# [Data to use]
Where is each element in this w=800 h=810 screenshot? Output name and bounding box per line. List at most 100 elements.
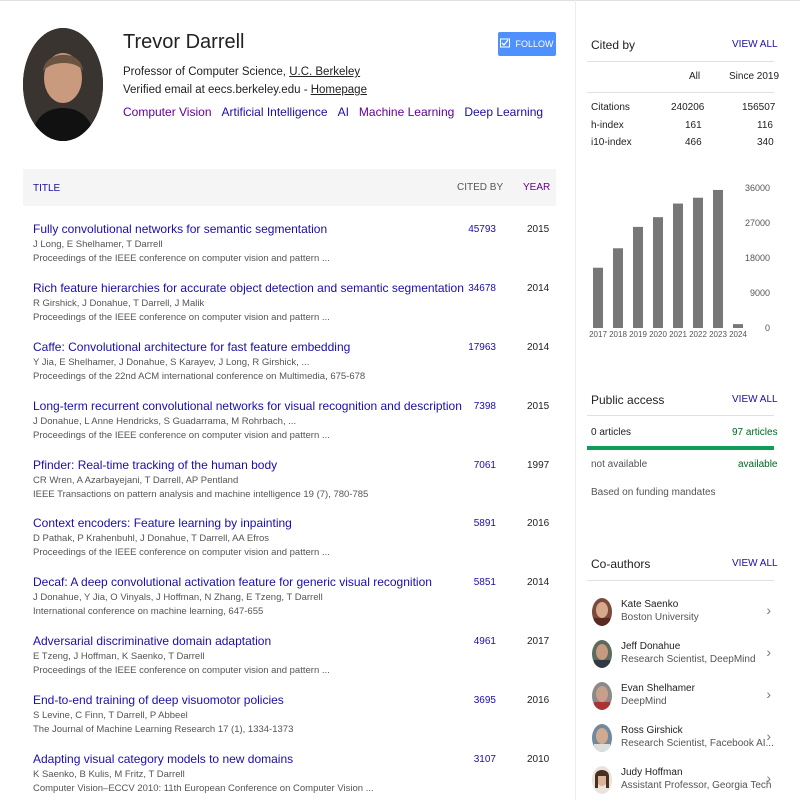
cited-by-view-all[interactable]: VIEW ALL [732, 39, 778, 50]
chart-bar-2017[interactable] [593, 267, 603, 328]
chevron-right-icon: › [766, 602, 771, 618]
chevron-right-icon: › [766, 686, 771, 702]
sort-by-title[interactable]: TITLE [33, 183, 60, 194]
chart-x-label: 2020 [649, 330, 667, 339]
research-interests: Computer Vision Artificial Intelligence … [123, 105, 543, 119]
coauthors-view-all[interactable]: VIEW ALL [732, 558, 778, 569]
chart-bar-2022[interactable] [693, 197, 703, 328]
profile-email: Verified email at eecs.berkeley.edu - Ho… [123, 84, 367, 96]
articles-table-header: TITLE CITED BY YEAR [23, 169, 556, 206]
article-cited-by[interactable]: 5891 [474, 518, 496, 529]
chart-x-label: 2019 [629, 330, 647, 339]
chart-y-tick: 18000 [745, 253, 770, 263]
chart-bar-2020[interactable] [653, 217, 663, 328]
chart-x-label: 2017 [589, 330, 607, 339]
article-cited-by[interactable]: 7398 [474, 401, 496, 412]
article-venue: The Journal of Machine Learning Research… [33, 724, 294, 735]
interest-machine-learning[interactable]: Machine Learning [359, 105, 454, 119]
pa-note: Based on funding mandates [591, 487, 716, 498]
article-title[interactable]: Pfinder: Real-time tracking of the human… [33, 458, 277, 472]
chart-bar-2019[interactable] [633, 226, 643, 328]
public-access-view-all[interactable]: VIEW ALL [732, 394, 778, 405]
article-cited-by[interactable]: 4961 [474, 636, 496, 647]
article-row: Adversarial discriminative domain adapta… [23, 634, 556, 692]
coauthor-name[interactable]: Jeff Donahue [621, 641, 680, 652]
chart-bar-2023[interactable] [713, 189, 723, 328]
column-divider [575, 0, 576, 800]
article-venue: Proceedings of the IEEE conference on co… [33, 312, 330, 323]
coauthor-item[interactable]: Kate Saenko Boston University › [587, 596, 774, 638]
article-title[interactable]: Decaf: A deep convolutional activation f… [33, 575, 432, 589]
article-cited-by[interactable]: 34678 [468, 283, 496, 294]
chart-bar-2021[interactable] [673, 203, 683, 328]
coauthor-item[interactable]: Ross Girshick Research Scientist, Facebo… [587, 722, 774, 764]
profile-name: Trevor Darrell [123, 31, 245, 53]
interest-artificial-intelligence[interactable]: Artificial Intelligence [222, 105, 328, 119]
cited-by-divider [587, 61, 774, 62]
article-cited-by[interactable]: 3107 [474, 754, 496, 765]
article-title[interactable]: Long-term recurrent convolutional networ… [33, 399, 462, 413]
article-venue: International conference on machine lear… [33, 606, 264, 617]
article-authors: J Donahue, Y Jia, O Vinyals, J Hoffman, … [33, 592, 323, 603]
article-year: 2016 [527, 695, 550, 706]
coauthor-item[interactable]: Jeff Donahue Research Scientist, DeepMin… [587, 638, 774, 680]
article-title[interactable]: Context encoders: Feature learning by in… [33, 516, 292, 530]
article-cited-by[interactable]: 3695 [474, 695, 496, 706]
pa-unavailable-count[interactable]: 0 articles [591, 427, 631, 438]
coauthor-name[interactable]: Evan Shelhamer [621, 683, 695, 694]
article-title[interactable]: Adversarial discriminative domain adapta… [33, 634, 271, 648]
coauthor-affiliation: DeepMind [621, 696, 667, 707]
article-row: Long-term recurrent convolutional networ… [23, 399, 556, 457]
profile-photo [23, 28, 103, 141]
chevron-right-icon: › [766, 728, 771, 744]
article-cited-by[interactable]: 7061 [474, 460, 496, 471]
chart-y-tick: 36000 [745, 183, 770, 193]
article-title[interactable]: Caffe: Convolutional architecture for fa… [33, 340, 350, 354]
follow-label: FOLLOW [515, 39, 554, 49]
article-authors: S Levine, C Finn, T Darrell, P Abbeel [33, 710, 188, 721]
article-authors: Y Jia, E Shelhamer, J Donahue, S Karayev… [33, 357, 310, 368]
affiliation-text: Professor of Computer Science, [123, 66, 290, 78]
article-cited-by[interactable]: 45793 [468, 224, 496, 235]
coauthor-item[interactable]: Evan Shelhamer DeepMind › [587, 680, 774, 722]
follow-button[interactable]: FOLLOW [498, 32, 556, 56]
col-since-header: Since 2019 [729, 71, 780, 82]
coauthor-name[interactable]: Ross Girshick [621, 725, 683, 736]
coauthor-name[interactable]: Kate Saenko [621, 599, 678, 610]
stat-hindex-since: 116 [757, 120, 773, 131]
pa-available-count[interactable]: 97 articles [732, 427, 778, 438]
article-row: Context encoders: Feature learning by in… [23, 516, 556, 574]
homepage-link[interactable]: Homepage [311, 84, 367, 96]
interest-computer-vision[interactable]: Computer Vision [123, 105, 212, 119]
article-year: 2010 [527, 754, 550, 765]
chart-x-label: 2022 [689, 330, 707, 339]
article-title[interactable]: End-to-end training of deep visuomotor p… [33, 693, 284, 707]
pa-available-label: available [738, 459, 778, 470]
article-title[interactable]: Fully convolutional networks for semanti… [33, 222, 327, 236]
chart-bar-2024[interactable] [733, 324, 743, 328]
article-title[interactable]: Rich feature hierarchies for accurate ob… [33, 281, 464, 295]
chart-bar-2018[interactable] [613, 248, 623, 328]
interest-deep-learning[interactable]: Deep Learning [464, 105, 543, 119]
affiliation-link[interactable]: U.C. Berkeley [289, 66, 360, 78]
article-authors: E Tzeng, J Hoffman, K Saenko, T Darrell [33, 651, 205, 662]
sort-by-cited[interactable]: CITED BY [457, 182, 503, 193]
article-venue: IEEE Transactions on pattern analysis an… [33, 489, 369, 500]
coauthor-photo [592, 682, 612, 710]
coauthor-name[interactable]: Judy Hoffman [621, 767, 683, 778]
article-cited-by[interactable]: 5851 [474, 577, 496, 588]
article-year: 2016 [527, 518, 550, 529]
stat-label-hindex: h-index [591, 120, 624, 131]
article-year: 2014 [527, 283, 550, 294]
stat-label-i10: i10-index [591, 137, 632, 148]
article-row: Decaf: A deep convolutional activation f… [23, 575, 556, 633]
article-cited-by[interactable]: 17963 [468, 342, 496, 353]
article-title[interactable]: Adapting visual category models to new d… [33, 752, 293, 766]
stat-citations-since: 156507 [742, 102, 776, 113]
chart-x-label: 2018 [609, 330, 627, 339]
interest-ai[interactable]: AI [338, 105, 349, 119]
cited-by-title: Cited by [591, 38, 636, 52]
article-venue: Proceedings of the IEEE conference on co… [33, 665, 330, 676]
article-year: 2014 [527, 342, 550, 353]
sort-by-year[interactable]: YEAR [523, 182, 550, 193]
...
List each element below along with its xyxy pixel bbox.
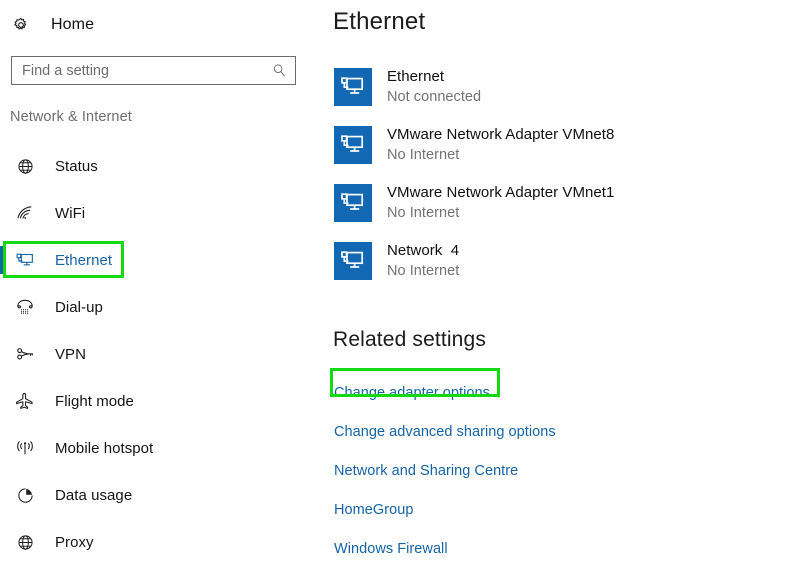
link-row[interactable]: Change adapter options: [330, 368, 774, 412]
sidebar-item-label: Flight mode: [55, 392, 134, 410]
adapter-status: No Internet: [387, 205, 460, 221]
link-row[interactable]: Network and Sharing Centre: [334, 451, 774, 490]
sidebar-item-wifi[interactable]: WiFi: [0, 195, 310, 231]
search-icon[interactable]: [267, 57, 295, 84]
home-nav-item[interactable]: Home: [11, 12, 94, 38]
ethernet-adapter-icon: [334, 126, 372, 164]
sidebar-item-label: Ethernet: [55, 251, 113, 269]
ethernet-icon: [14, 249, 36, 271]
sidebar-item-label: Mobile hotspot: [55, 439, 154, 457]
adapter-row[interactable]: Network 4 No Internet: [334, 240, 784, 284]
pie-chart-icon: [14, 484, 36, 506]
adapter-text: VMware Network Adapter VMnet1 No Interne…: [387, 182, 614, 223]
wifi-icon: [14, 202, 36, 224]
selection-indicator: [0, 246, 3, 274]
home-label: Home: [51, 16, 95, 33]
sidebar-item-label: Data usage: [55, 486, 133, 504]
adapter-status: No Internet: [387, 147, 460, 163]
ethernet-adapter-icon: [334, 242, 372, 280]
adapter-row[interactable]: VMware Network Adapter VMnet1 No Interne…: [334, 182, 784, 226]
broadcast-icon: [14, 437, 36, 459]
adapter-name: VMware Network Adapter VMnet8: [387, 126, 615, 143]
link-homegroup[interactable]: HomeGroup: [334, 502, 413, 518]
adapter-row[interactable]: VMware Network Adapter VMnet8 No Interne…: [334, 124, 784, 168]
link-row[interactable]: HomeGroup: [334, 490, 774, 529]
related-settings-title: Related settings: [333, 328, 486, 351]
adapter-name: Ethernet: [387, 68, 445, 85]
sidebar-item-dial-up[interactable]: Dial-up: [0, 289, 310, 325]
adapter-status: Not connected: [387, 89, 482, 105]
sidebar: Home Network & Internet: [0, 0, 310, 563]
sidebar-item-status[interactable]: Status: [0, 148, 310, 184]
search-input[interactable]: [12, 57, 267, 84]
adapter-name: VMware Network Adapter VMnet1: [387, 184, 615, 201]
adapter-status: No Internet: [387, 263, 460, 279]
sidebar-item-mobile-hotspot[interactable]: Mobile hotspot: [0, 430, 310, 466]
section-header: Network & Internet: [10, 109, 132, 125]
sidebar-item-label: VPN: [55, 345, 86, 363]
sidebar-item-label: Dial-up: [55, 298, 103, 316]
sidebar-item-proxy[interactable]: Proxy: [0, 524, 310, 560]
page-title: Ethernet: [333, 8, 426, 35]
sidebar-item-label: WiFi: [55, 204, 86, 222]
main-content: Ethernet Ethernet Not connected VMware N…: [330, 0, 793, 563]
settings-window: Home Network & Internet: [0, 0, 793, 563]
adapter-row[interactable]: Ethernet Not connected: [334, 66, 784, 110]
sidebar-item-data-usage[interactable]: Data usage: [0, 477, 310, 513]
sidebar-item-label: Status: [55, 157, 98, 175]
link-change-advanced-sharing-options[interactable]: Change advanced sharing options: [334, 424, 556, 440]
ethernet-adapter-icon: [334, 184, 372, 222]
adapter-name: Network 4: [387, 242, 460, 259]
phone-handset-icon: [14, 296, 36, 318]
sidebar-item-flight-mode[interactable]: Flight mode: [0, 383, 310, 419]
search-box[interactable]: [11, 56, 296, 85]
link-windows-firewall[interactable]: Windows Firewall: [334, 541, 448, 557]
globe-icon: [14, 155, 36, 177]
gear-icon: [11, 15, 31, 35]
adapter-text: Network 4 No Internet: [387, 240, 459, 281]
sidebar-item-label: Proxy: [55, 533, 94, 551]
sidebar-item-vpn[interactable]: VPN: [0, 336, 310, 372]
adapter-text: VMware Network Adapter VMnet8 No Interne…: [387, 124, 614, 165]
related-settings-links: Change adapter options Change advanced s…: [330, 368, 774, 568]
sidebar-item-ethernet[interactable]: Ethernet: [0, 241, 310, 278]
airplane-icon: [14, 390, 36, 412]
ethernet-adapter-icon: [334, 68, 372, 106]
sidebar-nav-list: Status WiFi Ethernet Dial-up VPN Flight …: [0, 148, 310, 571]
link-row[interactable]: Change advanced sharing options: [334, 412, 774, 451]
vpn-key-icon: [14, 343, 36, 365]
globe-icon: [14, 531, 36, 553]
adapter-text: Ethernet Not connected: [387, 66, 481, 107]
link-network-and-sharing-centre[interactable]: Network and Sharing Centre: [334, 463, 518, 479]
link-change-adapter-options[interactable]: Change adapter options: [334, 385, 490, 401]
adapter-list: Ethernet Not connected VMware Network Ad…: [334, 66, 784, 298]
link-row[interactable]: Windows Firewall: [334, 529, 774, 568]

# [Exercise goal]
Return, without alteration, the stretch of lines from the line containing "link-row[interactable]: Change adapter" through the line containing "sidebar-item-label: Data usage: [55, 486, 133, 504]", both included.

# [Result]
link-row[interactable]: Change adapter options: [330, 368, 774, 412]
sidebar-item-label: Flight mode: [55, 392, 134, 410]
adapter-status: No Internet: [387, 205, 460, 221]
link-row[interactable]: Network and Sharing Centre: [334, 451, 774, 490]
sidebar-item-wifi[interactable]: WiFi: [0, 195, 310, 231]
search-icon[interactable]: [267, 57, 295, 84]
home-nav-item[interactable]: Home: [11, 12, 94, 38]
ethernet-adapter-icon: [334, 126, 372, 164]
sidebar-item-label: Ethernet: [55, 251, 113, 269]
ethernet-icon: [14, 249, 36, 271]
sidebar-item-label: Mobile hotspot: [55, 439, 154, 457]
adapter-row[interactable]: Network 4 No Internet: [334, 240, 784, 284]
pie-chart-icon: [14, 484, 36, 506]
adapter-text: VMware Network Adapter VMnet1 No Interne…: [387, 182, 614, 223]
wifi-icon: [14, 202, 36, 224]
selection-indicator: [0, 246, 3, 274]
home-label: Home: [51, 16, 95, 33]
sidebar-item-label: Data usage: [55, 486, 133, 504]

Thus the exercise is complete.